| Stated exercise |
Write out each line beneath this one exactly as it reads.

——————————

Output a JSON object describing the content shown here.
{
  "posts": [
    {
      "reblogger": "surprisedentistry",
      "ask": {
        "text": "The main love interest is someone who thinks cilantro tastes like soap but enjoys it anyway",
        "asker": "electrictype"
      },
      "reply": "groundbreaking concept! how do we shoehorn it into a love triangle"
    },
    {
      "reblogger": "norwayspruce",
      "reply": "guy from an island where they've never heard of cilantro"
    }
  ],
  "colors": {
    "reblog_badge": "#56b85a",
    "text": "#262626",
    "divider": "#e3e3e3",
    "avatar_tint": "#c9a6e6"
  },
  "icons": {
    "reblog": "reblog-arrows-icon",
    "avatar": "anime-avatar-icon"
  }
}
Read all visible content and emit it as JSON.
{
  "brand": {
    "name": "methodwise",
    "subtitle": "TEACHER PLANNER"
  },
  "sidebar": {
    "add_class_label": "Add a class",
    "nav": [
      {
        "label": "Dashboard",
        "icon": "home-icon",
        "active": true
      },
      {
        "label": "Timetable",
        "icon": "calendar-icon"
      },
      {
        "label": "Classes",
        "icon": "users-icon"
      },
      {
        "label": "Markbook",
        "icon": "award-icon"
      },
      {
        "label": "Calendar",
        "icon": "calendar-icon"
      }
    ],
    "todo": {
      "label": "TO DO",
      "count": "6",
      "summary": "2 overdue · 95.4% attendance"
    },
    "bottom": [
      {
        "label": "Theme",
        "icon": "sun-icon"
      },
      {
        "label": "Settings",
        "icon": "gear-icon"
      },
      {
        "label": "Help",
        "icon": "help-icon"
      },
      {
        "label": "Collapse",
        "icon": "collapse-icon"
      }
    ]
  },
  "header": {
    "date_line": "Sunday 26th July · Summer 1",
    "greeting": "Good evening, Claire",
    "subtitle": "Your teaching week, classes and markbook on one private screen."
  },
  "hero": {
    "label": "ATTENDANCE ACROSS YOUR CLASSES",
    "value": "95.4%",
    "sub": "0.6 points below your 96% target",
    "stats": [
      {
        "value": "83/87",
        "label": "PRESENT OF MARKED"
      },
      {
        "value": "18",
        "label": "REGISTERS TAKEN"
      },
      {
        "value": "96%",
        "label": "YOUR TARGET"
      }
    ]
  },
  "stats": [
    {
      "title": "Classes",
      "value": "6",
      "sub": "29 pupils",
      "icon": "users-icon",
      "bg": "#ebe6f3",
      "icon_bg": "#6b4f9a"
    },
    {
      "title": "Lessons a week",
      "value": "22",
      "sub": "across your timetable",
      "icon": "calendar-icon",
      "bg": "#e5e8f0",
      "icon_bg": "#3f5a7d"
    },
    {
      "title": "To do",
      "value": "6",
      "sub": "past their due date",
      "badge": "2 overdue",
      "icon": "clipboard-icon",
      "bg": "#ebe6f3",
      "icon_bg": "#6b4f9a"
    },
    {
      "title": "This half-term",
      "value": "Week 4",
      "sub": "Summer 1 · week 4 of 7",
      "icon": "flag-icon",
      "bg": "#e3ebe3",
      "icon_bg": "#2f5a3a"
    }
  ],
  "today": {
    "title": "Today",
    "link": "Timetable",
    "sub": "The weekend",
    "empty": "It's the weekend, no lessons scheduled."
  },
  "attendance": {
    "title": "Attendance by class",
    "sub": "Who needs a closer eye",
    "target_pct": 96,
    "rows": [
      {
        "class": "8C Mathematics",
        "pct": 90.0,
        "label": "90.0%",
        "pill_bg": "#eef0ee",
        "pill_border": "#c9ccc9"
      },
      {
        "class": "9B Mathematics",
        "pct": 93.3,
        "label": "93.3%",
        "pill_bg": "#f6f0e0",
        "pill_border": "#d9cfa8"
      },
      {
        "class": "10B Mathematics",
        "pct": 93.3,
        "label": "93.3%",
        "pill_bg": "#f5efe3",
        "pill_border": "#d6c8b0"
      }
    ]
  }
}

——————————

| Answer |
Output a JSON object describing the content shown here.
{
  "posts": [
    {
      "reblogger": "surprisedentistry",
      "ask": {
        "text": "The main love interest is someone who thinks cilantro tastes like soap but enjoys it anyway",
        "asker": "electrictype"
      },
      "reply": "groundbreaking concept! how do we shoehorn it into a love triangle"
    },
    {
      "reblogger": "norwayspruce",
      "reply": "guy from an island where they've never heard of cilantro"
    }
  ],
  "colors": {
    "reblog_badge": "#56b85a",
    "text": "#262626",
    "divider": "#e3e3e3",
    "avatar_tint": "#c9a6e6"
  },
  "icons": {
    "reblog": "reblog-arrows-icon",
    "avatar": "anime-avatar-icon"
  }
}
Read all visible content and emit it as JSON.
{
  "brand": {
    "name": "methodwise",
    "subtitle": "TEACHER PLANNER"
  },
  "sidebar": {
    "add_class_label": "Add a class",
    "nav": [
      {
        "label": "Dashboard",
        "icon": "home-icon",
        "active": true
      },
      {
        "label": "Timetable",
        "icon": "calendar-icon"
      },
      {
        "label": "Classes",
        "icon": "users-icon"
      },
      {
        "label": "Markbook",
        "icon": "award-icon"
      },
      {
        "label": "Calendar",
        "icon": "calendar-icon"
      }
    ],
    "todo": {
      "label": "TO DO",
      "count": "6",
      "summary": "2 overdue · 95.4% attendance"
    },
    "bottom": [
      {
        "label": "Theme",
        "icon": "sun-icon"
      },
      {
        "label": "Settings",
        "icon": "gear-icon"
      },
      {
        "label": "Help",
        "icon": "help-icon"
      },
      {
        "label": "Collapse",
        "icon": "collapse-icon"
      }
    ]
  },
  "header": {
    "date_line": "Sunday 26th July · Summer 1",
    "greeting": "Good evening, Claire",
    "subtitle": "Your teaching week, classes and markbook on one private screen."
  },
  "hero": {
    "label": "ATTENDANCE ACROSS YOUR CLASSES",
    "value": "95.4%",
    "sub": "0.6 points below your 96% target",
    "stats": [
      {
        "value": "83/87",
        "label": "PRESENT OF MARKED"
      },
      {
        "value": "18",
        "label": "REGISTERS TAKEN"
      },
      {
        "value": "96%",
        "label": "YOUR TARGET"
      }
    ]
  },
  "stats": [
    {
      "title": "Classes",
      "value": "6",
      "sub": "29 pupils",
      "icon": "users-icon",
      "bg": "#ebe6f3",
      "icon_bg": "#6b4f9a"
    },
    {
      "title": "Lessons a week",
      "value": "22",
      "sub": "across your timetable",
      "icon": "calendar-icon",
      "bg": "#e5e8f0",
      "icon_bg": "#3f5a7d"
    },
    {
      "title": "To do",
      "value": "6",
      "sub": "past their due date",
      "badge": "2 overdue",
      "icon": "clipboard-icon",
      "bg": "#ebe6f3",
      "icon_bg": "#6b4f9a"
    },
    {
      "title": "This half-term",
      "value": "Week 4",
      "sub": "Summer 1 · week 4 of 7",
      "icon": "flag-icon",
      "bg": "#e3ebe3",
      "icon_bg": "#2f5a3a"
    }
  ],
  "today": {
    "title": "Today",
    "link": "Timetable",
    "sub": "The weekend",
    "empty": "It's the weekend, no lessons scheduled."
  },
  "attendance": {
    "title": "Attendance by class",
    "sub": "Who needs a closer eye",
    "target_pct": 96,
    "rows": [
      {
        "class": "8C Mathematics",
        "pct": 90.0,
        "label": "90.0%",
        "pill_bg": "#eef0ee",
        "pill_border": "#c9ccc9"
      },
      {
        "class": "9B Mathematics",
        "pct": 93.3,
        "label": "93.3%",
        "pill_bg": "#f6f0e0",
        "pill_border": "#d9cfa8"
      },
      {
        "class": "10B Mathematics",
        "pct": 93.3,
        "label": "93.3%",
        "pill_bg": "#f5efe3",
        "pill_border": "#d6c8b0"
      }
    ]
  }
}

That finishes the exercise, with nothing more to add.